_Required work:_
Return the material word for word. Do not include pictures.

Saved entries:
++++++++++
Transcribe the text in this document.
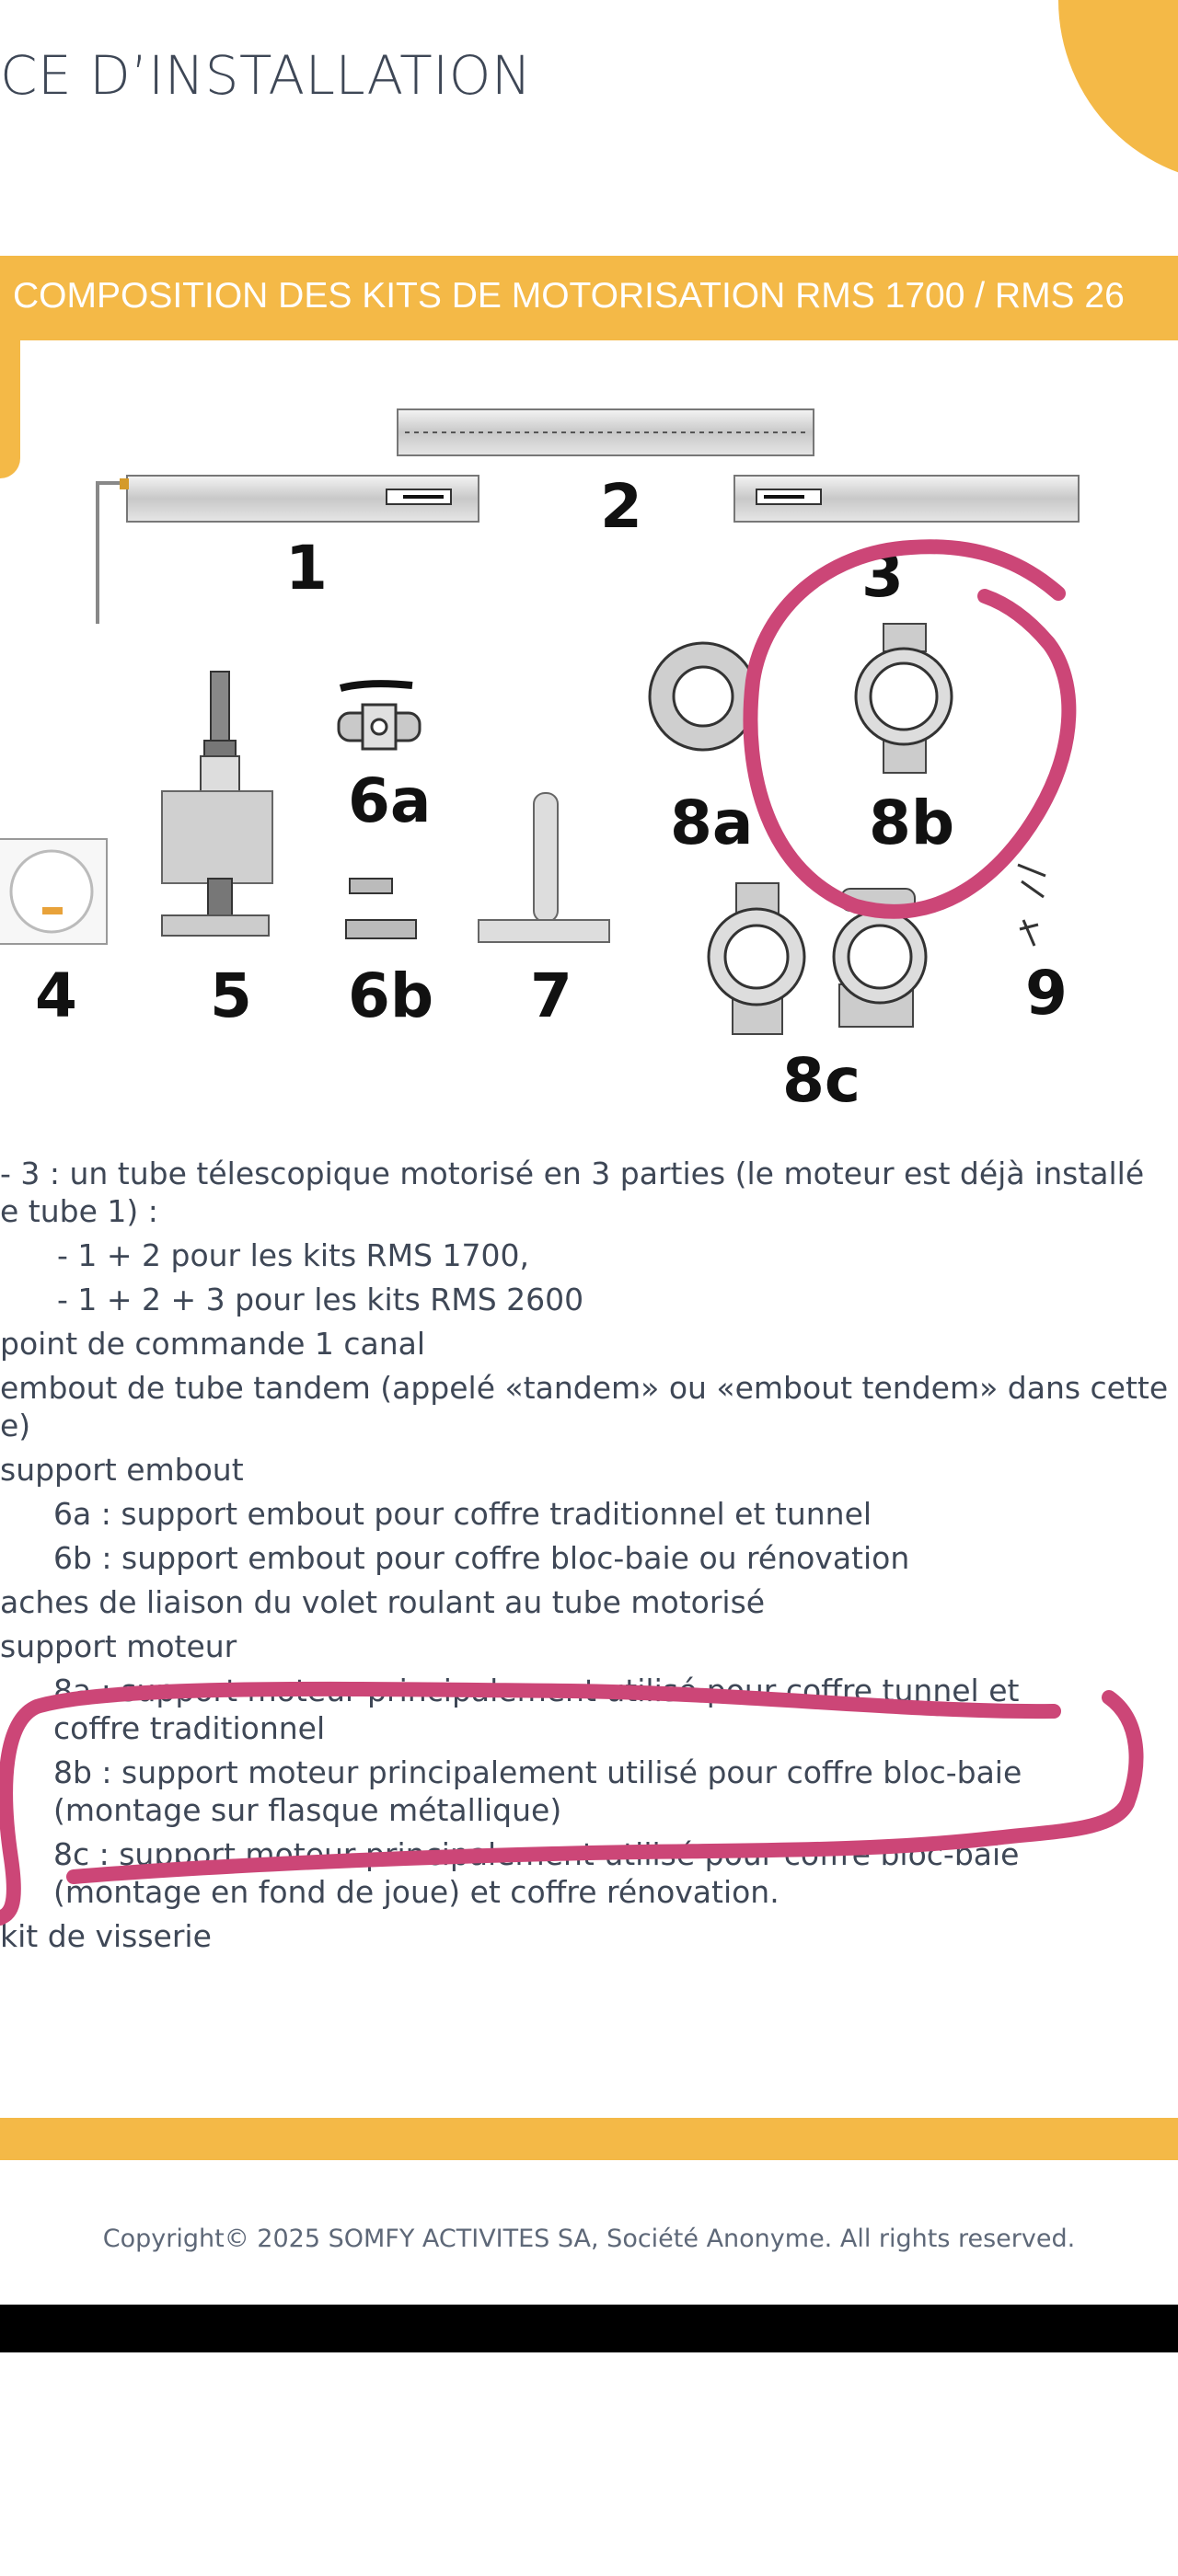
CE D’INSTALLATION
COMPOSITION DES KITS DE MOTORISATION RMS 1700 / RMS 26
1
2
3
4 5
6a
6b 7
8a 8b
8c
9
- 3 : un tube télescopique motorisé en 3 parties (le moteur est déjà installé
e tube 1) :
- 1 + 2 pour les kits RMS 1700,
- 1 + 2 + 3 pour les kits RMS 2600
point de commande 1 canal
embout de tube tandem (appelé «tandem» ou «embout tendem» dans cette
e)
support embout
6a : support embout pour coffre traditionnel et tunnel
6b : support embout pour coffre bloc-baie ou rénovation
aches de liaison du volet roulant au tube motorisé
support moteur
8a : support moteur principalement utilisé pour coffre tunnel et
coffre traditionnel
8b : support moteur principalement utilisé pour coffre bloc-baie
(montage sur flasque métallique)
8c : support moteur principalement utilisé pour coffre bloc-baie
(montage en fond de joue) et coffre rénovation.
kit de visserie
Copyright© 2025 SOMFY ACTIVITES SA, Société Anonyme. All rights reserved.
++++++++++
_Exercise answer:_
Transcribe the text in this document.
CE D’INSTALLATION
COMPOSITION DES KITS DE MOTORISATION RMS 1700 / RMS 26
1
2
3
4 5
6a
6b 7
8a 8b
8c
9
- 3 : un tube télescopique motorisé en 3 parties (le moteur est déjà installé
e tube 1) :
- 1 + 2 pour les kits RMS 1700,
- 1 + 2 + 3 pour les kits RMS 2600
point de commande 1 canal
embout de tube tandem (appelé «tandem» ou «embout tendem» dans cette
e)
support embout
6a : support embout pour coffre traditionnel et tunnel
6b : support embout pour coffre bloc-baie ou rénovation
aches de liaison du volet roulant au tube motorisé
support moteur
8a : support moteur principalement utilisé pour coffre tunnel et
coffre traditionnel
8b : support moteur principalement utilisé pour coffre bloc-baie
(montage sur flasque métallique)
8c : support moteur principalement utilisé pour coffre bloc-baie
(montage en fond de joue) et coffre rénovation.
kit de visserie
Copyright© 2025 SOMFY ACTIVITES SA, Société Anonyme. All rights reserved.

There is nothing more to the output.